↓
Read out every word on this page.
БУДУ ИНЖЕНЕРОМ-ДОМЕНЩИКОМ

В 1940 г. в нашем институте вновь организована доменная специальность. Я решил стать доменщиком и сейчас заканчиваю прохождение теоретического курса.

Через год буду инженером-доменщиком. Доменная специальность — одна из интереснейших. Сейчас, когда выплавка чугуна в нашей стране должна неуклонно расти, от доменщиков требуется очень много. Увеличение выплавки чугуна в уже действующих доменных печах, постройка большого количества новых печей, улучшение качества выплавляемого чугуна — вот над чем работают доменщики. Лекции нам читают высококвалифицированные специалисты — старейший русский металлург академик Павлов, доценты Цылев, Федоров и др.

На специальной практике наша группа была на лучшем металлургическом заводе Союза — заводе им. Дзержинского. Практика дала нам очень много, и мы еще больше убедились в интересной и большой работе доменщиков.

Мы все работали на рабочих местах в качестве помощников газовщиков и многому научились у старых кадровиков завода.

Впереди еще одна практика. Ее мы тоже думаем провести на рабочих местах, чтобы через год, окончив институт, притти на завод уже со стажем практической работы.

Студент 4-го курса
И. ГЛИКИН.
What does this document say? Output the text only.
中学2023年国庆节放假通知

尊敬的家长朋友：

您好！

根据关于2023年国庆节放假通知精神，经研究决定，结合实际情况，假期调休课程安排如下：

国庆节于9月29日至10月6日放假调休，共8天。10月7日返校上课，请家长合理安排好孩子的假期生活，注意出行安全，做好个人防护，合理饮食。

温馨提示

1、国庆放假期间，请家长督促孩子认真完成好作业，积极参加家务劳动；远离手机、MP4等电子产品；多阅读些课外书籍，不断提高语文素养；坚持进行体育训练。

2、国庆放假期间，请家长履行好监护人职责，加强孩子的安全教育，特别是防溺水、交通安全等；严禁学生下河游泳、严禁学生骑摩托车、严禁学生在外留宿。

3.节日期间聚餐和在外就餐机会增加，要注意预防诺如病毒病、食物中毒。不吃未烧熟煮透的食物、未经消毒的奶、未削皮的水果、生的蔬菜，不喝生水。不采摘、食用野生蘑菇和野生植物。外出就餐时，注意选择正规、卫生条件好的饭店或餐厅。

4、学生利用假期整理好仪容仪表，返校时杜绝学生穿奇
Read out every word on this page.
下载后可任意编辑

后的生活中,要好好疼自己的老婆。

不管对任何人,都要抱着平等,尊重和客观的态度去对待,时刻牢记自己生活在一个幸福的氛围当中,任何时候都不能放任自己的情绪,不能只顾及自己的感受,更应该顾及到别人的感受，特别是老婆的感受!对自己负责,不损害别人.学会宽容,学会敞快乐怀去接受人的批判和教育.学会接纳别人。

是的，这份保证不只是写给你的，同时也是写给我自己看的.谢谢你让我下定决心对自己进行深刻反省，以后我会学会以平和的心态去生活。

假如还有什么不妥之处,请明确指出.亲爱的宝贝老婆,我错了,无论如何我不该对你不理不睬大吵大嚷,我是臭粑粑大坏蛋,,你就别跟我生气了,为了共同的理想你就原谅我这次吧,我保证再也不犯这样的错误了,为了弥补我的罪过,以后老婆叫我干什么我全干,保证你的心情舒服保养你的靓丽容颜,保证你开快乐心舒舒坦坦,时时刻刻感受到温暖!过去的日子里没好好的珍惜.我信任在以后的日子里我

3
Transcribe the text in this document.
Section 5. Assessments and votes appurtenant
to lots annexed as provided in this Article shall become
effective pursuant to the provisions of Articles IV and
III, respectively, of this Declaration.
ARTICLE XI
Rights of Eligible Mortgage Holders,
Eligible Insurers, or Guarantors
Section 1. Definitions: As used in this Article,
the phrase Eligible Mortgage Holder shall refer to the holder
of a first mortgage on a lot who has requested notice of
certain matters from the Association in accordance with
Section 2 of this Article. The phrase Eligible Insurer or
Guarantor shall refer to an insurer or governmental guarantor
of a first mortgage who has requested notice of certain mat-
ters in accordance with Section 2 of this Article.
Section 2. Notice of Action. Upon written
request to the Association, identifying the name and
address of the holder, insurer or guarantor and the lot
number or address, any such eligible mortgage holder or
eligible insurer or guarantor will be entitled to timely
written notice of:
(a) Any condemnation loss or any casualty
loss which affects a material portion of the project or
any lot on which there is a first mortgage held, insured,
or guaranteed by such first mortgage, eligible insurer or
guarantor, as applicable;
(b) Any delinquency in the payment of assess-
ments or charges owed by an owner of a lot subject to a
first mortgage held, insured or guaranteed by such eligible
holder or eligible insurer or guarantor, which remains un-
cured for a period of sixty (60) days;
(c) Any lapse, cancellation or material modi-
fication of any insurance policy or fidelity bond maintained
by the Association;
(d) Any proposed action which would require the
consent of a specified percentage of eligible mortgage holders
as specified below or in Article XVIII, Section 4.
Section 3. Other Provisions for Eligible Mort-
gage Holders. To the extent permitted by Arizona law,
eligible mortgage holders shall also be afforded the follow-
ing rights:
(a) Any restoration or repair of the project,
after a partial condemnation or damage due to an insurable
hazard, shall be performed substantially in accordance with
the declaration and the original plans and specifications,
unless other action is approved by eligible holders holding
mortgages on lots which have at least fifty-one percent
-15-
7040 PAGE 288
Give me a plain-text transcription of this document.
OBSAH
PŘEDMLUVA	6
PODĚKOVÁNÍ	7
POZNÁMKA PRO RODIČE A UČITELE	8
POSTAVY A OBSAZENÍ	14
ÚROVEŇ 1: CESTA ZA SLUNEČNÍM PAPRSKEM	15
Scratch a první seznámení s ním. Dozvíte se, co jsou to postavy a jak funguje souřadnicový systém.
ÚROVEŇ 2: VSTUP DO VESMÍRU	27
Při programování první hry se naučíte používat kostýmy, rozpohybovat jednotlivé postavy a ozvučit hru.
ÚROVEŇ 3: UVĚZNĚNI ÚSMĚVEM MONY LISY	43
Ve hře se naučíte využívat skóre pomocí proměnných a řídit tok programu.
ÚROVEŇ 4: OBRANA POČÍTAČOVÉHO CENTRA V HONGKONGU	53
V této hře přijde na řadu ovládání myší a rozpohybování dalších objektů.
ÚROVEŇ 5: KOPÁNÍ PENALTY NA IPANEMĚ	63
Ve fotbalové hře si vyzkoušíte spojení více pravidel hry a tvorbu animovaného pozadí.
↑
**Task objective:**
Reproduce each line of the entries in which the word "refer" is found.

**Written response:**
the phrase Eligible Mortgage Holder shall refer to the holder
Guarantor shall refer to an insurer or governmental guarantor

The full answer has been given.